[Data listing]
((

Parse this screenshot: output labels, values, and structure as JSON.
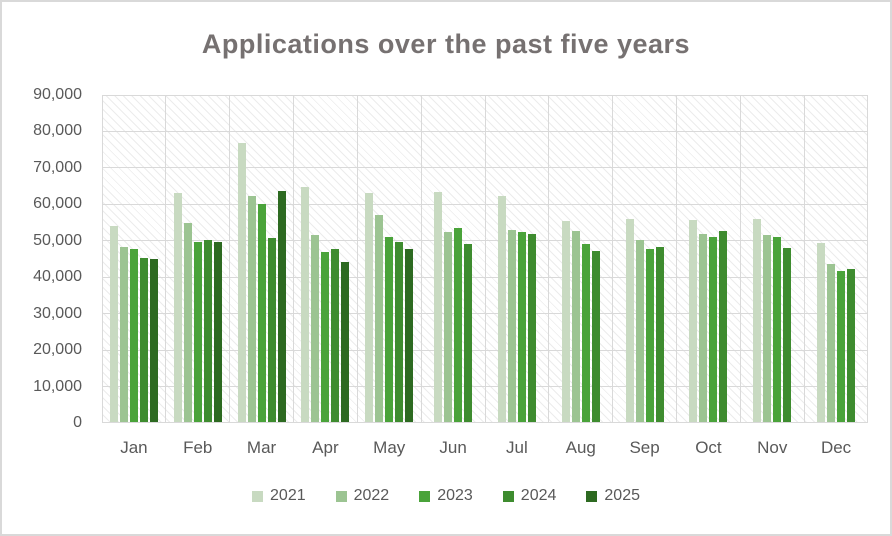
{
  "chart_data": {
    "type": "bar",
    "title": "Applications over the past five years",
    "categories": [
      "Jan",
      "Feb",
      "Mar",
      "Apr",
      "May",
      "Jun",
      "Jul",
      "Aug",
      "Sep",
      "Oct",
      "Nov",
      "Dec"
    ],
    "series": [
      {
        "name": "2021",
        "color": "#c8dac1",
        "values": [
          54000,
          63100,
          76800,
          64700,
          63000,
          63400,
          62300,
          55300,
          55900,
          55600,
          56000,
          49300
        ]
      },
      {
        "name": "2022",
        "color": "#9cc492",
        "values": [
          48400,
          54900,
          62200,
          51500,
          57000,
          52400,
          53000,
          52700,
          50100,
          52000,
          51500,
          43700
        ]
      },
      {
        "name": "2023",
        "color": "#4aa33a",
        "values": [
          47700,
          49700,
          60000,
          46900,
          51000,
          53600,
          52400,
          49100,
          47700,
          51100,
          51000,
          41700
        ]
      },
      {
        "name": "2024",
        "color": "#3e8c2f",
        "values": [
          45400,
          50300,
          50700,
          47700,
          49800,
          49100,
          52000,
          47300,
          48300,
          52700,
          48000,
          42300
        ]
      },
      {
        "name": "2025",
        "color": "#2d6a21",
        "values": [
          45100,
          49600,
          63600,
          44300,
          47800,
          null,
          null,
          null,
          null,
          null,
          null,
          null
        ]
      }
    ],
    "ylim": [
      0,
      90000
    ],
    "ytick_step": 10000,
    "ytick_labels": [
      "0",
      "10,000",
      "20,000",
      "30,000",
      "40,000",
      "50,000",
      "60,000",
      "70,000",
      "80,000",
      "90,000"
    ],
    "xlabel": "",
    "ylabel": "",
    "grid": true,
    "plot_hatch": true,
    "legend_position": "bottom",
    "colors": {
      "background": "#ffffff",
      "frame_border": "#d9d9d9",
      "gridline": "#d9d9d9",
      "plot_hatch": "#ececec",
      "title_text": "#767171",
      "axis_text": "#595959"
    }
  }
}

))
((

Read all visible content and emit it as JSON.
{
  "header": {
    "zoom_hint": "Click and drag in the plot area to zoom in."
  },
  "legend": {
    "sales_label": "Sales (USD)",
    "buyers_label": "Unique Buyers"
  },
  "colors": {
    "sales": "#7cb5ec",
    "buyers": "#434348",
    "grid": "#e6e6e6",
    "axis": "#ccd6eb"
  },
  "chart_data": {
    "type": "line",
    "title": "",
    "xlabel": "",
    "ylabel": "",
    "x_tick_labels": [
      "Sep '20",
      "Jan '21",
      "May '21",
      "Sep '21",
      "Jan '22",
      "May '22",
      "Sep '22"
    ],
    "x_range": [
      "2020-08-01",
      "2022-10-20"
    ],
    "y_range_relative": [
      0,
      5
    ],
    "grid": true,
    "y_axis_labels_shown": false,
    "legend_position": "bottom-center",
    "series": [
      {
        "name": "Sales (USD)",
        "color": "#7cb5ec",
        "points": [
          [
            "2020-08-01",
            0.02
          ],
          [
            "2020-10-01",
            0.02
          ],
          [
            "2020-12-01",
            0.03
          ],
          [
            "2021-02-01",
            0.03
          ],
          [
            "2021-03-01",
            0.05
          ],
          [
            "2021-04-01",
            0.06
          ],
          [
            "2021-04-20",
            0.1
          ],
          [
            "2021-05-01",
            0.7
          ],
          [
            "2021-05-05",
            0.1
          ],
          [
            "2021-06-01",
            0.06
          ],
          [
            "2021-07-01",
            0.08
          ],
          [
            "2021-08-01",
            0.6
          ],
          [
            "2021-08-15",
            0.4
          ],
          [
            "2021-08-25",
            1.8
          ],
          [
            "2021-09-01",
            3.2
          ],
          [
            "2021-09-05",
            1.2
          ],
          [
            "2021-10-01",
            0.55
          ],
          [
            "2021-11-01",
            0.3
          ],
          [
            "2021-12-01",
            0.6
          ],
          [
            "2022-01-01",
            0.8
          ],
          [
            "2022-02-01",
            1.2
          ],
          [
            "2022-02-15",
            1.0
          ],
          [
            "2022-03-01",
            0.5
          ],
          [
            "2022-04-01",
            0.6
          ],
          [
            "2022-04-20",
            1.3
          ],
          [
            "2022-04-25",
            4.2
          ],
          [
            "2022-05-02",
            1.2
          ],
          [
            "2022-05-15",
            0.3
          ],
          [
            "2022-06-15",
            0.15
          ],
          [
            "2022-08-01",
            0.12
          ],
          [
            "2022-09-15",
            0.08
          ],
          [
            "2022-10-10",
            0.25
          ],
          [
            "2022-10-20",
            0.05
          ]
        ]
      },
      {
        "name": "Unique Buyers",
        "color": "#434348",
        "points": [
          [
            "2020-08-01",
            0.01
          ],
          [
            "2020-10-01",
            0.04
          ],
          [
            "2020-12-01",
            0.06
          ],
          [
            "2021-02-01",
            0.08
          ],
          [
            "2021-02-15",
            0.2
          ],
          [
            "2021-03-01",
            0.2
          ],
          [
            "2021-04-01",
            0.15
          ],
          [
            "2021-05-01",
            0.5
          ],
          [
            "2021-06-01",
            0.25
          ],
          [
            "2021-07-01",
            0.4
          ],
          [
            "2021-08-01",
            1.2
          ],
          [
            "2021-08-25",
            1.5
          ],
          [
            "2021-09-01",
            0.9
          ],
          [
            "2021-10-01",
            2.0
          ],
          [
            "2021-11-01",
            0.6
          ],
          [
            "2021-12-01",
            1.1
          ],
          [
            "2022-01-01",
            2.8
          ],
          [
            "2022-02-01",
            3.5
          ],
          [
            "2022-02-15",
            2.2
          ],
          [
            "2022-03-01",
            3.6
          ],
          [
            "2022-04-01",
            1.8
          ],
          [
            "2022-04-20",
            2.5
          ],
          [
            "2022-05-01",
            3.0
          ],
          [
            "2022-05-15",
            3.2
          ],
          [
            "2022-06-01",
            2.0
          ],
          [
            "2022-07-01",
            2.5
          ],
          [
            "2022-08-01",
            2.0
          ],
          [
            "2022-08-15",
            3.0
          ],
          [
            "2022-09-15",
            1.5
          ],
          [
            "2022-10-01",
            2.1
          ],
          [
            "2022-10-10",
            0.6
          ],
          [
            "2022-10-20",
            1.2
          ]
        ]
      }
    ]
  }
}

))

◆ **Goal**: From the entries above, extract each line containing "bottom".

◆ **Solution**:
    "legend_position": "bottom",
    "legend_position": "bottom-center",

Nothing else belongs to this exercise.